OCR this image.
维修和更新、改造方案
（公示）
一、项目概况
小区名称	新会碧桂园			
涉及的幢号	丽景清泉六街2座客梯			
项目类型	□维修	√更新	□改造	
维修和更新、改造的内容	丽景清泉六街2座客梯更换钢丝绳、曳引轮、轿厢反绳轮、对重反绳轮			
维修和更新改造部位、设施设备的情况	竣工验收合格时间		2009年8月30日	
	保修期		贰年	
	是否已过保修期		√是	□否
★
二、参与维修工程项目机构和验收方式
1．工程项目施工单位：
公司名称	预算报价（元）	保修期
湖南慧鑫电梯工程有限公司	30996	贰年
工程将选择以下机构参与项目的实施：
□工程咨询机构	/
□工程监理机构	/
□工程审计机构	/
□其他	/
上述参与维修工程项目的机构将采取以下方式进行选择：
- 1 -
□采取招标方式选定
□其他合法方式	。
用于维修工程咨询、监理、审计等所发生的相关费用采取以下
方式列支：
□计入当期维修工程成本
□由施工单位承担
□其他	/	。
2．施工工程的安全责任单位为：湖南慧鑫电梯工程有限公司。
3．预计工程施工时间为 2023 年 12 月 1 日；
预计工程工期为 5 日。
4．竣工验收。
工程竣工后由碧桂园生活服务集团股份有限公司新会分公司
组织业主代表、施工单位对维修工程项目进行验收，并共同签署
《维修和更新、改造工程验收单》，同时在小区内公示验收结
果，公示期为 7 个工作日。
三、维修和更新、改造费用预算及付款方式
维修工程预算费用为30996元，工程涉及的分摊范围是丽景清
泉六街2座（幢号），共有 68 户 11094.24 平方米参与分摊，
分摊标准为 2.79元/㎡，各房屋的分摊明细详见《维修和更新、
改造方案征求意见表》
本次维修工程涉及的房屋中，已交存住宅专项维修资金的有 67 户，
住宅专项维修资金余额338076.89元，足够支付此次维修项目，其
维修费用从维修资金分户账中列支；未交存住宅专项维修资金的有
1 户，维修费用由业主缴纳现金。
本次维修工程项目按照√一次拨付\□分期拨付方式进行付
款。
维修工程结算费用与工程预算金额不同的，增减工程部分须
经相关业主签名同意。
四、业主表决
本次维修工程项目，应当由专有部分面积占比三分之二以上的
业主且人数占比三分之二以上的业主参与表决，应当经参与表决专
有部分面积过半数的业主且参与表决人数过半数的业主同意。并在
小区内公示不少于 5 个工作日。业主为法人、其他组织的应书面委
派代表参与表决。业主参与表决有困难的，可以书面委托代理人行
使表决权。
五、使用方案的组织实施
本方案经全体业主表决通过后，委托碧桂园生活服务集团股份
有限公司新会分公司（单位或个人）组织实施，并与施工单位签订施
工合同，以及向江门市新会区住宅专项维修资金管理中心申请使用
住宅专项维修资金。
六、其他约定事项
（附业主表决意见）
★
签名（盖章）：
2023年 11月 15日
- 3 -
--*--
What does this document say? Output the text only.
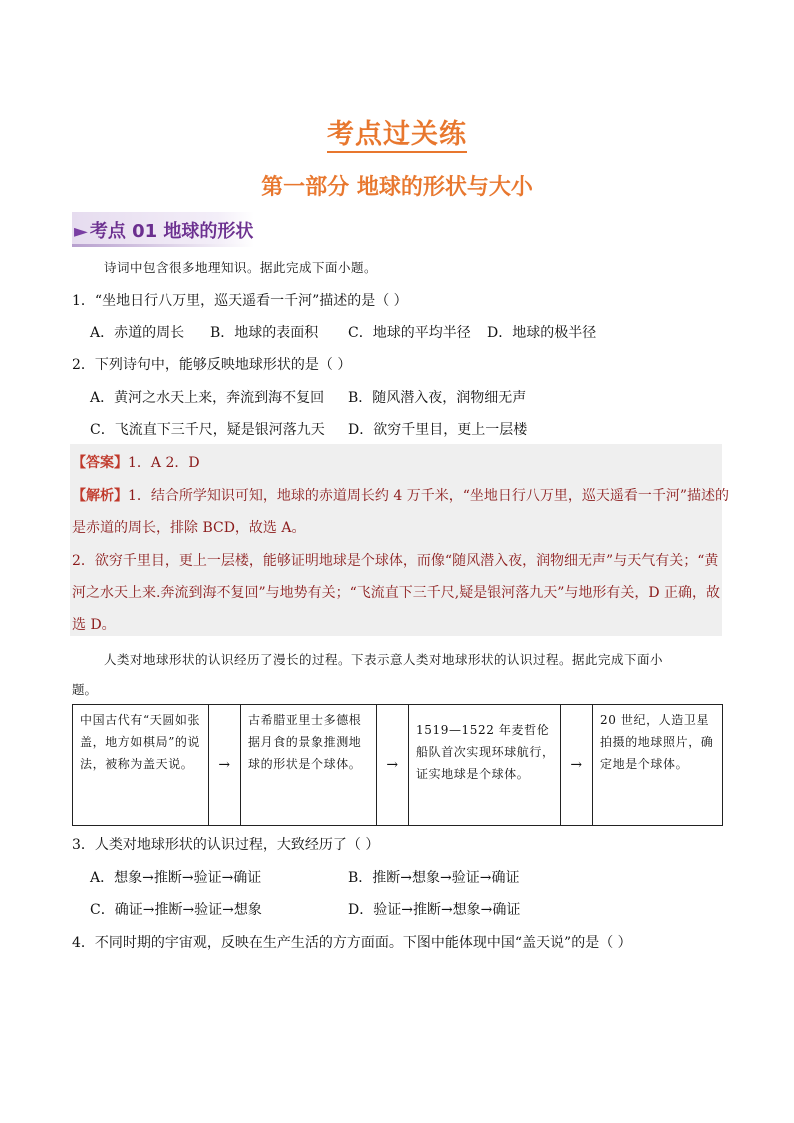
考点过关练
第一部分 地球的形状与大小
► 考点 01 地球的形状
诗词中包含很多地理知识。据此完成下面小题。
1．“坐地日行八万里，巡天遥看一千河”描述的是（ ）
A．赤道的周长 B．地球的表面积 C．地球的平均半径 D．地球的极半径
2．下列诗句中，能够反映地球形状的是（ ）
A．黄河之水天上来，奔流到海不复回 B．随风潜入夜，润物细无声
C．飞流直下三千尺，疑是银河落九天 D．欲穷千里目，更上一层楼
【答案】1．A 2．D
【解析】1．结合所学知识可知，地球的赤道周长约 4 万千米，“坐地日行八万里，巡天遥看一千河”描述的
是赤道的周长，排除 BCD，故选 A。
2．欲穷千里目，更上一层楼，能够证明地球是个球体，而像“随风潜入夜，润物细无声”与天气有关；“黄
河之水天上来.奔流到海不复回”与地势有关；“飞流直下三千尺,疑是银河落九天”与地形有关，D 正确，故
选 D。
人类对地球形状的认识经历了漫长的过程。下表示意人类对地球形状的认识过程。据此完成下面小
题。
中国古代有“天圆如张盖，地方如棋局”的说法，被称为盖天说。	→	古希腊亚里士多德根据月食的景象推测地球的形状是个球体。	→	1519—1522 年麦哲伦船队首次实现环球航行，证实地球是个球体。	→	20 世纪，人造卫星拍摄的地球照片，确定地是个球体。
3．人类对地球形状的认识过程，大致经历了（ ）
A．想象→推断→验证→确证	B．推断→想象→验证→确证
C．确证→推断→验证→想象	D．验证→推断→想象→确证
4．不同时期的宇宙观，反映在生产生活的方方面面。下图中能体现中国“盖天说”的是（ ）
--*--
## Task directions
Your task is to gather all lines from the entries above that hold the word "this".

## The completed task
OCR this image.
What does this document say? Output the text only.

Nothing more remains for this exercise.